* **Your instructions**
Transcribe every record that appears below, exactly and in full.

* **Provided records**
"""
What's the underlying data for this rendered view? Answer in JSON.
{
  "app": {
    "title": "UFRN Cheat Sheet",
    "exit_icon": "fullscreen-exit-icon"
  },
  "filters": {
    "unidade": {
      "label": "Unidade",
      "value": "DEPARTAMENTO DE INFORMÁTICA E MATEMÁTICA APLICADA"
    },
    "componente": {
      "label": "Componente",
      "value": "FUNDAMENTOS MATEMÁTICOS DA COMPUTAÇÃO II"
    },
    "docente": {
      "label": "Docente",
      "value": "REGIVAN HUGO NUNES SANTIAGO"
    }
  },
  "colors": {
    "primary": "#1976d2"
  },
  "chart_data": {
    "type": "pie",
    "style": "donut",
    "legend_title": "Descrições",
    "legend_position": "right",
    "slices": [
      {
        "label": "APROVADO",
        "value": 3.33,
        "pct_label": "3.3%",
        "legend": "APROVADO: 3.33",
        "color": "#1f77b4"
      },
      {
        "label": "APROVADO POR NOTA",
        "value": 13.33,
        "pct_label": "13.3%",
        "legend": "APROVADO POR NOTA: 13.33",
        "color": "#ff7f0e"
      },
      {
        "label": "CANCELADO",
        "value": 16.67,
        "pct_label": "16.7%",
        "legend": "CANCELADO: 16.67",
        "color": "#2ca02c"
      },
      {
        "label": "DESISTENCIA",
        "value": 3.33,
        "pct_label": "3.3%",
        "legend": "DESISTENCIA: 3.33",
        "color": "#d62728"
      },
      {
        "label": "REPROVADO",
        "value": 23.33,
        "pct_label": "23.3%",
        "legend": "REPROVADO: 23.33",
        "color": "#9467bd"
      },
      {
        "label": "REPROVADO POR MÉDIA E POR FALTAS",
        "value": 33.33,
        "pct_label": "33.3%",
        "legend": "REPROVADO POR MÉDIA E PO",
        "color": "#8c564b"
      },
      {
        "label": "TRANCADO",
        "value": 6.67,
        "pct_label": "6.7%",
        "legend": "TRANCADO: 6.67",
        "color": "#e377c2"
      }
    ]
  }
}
"""
* **Worked answer**
What's the underlying data for this rendered view? Answer in JSON.
{
  "app": {
    "title": "UFRN Cheat Sheet",
    "exit_icon": "fullscreen-exit-icon"
  },
  "filters": {
    "unidade": {
      "label": "Unidade",
      "value": "DEPARTAMENTO DE INFORMÁTICA E MATEMÁTICA APLICADA"
    },
    "componente": {
      "label": "Componente",
      "value": "FUNDAMENTOS MATEMÁTICOS DA COMPUTAÇÃO II"
    },
    "docente": {
      "label": "Docente",
      "value": "REGIVAN HUGO NUNES SANTIAGO"
    }
  },
  "colors": {
    "primary": "#1976d2"
  },
  "chart_data": {
    "type": "pie",
    "style": "donut",
    "legend_title": "Descrições",
    "legend_position": "right",
    "slices": [
      {
        "label": "APROVADO",
        "value": 3.33,
        "pct_label": "3.3%",
        "legend": "APROVADO: 3.33",
        "color": "#1f77b4"
      },
      {
        "label": "APROVADO POR NOTA",
        "value": 13.33,
        "pct_label": "13.3%",
        "legend": "APROVADO POR NOTA: 13.33",
        "color": "#ff7f0e"
      },
      {
        "label": "CANCELADO",
        "value": 16.67,
        "pct_label": "16.7%",
        "legend": "CANCELADO: 16.67",
        "color": "#2ca02c"
      },
      {
        "label": "DESISTENCIA",
        "value": 3.33,
        "pct_label": "3.3%",
        "legend": "DESISTENCIA: 3.33",
        "color": "#d62728"
      },
      {
        "label": "REPROVADO",
        "value": 23.33,
        "pct_label": "23.3%",
        "legend": "REPROVADO: 23.33",
        "color": "#9467bd"
      },
      {
        "label": "REPROVADO POR MÉDIA E POR FALTAS",
        "value": 33.33,
        "pct_label": "33.3%",
        "legend": "REPROVADO POR MÉDIA E PO",
        "color": "#8c564b"
      },
      {
        "label": "TRANCADO",
        "value": 6.67,
        "pct_label": "6.7%",
        "legend": "TRANCADO: 6.67",
        "color": "#e377c2"
      }
    ]
  }
}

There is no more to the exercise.